▶ _Brief 1_: Reproduce the entire DRM CSV export introduction below word for word.

▶ _Document_:
========================================

Introduction
Digi Remote Manager (DRM) API responses are returned as JSON by default. For many workflows — including loading data into spreadsheets, importing into databases, generating reports, or feeding external analytics tools — a CSV format is more practical.
DRM provides two mechanisms for exporting data to CSV:
- The /bulk endpoint variant, available for device inventory and network interface endpoints, returns results directly as a CSV file in a single request. This is the simplest approach for inventory data.
- For time-series metric data returned by the streams/history endpoint, CSV export requires paginating through the JSON responses and writing each page of results to a file. This article provides ready-to-use scripts for this pattern.
This article covers both approaches in full, including how to combine the two inventory CSV files into a single joined dataset, how to export multiple metric streams into one file, and how to scope exports to a specific subaccount.

========================================

▶ _Brief 2_: In the rows, rewrite the lines starting at the one containing "- staticText: 0: [187, 256, 193, 267]" and ending at the one containing "- button[interactable]: Countdown:: [46, 354, 241, 390]", with "Screen rotation" changed to "Auto rotate" and nothing else altered. Give only those lines.

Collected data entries
========================================

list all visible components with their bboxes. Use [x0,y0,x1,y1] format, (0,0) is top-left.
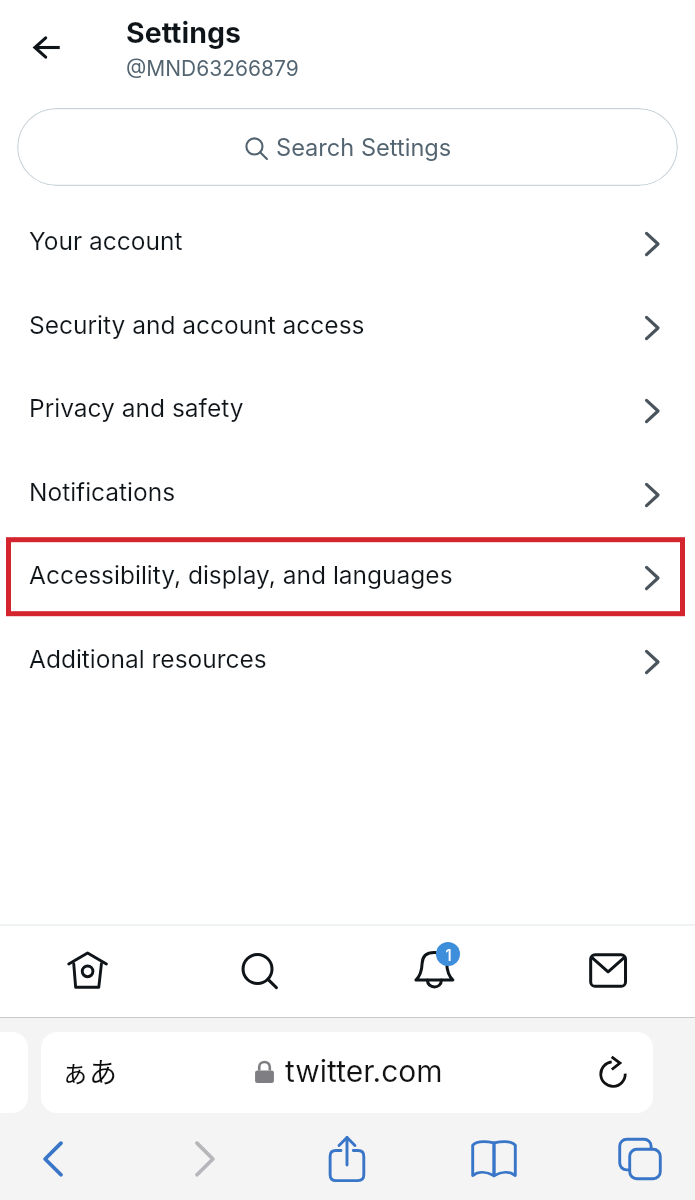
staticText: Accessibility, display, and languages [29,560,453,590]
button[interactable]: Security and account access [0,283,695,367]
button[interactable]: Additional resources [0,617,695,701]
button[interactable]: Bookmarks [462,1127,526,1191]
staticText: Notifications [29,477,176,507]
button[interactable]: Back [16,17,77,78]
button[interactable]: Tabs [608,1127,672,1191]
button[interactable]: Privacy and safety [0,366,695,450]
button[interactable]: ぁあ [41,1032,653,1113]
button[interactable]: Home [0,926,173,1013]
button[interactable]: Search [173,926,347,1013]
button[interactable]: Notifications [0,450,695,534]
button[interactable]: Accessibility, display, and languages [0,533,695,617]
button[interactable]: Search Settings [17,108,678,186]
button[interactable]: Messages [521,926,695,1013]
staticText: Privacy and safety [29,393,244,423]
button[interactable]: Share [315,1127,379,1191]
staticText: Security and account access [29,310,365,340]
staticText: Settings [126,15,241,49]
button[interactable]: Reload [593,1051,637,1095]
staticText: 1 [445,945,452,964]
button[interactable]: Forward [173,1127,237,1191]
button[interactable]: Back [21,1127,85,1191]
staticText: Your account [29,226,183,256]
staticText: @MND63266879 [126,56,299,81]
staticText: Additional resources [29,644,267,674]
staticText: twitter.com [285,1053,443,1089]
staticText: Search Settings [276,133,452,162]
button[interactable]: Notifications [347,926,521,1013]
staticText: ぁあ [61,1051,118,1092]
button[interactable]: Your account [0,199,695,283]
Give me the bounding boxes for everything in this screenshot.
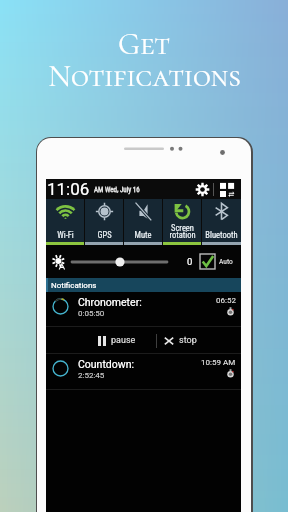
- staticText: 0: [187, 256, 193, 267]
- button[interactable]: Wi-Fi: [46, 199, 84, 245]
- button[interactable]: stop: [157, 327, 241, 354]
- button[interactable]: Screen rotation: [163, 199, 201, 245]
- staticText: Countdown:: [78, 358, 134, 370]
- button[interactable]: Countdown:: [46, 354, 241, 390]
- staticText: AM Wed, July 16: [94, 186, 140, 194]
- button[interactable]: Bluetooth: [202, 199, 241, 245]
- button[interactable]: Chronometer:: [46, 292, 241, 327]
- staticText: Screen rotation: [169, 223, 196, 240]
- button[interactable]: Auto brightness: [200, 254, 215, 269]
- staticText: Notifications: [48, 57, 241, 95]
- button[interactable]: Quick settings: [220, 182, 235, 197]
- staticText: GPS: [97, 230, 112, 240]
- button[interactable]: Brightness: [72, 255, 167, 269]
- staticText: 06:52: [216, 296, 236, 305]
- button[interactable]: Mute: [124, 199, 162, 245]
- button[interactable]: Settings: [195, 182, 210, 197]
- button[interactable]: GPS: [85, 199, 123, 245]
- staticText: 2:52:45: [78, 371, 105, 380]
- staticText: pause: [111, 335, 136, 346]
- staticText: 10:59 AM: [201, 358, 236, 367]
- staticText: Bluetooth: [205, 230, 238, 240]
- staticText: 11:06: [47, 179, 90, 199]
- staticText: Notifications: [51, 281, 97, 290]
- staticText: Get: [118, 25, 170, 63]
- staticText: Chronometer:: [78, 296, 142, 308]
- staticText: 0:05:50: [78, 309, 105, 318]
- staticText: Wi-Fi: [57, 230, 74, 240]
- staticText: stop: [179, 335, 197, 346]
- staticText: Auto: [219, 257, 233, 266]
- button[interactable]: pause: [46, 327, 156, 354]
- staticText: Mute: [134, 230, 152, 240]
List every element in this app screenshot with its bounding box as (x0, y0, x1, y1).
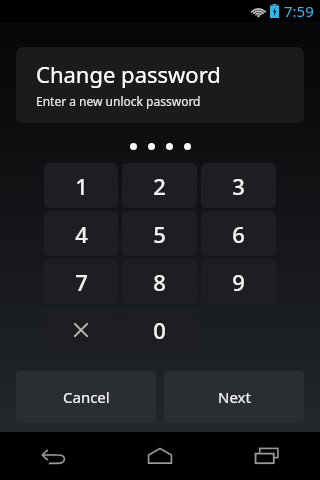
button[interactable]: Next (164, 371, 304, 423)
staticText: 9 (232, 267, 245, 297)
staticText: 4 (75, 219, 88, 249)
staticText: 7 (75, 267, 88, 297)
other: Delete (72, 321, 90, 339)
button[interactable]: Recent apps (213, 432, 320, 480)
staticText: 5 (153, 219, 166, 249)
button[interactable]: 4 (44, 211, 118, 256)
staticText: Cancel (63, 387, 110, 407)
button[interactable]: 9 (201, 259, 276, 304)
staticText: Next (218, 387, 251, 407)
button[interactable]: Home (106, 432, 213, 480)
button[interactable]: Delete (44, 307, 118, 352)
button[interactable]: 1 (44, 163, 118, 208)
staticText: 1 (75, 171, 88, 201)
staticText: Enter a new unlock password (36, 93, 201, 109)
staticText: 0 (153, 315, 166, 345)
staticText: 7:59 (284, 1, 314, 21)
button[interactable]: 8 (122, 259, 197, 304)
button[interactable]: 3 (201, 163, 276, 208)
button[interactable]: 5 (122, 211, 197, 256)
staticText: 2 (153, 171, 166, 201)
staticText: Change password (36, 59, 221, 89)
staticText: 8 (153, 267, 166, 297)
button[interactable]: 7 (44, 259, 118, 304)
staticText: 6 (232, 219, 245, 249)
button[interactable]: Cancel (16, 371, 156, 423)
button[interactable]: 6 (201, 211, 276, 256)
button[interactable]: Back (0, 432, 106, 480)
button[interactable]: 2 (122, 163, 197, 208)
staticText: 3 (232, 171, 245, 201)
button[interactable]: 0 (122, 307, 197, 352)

========================================

▶ _Full answer 1_:
Introduction
Digi Remote Manager (DRM) API responses are returned as JSON by default. For many workflows — including loading data into spreadsheets, importing into databases, generating reports, or feeding external analytics tools — a CSV format is more practical.
DRM provides two mechanisms for exporting data to CSV:
- The /bulk endpoint variant, available for device inventory and network interface endpoints, returns results directly as a CSV file in a single request. This is the simplest approach for inventory data.
- For time-series metric data returned by the streams/history endpoint, CSV export requires paginating through the JSON responses and writing each page of results to a file. This article provides ready-to-use scripts for this pattern.
This article covers both approaches in full, including how to combine the two inventory CSV files into a single joined dataset, how to export multiple metric streams into one file, and how to scope exports to a specific subaccount.

▶ _Full answer 2_:
- staticText: 0: [187, 256, 193, 267]
- button[interactable]: Wi-Fi: [46, 199, 84, 245]
- button[interactable]: stop: [157, 327, 241, 354]
- button[interactable]: Auto rotate: [163, 199, 201, 245]
- staticText: Countdown:: [78, 358, 134, 370]
- button[interactable]: Countdown:: [46, 354, 241, 390]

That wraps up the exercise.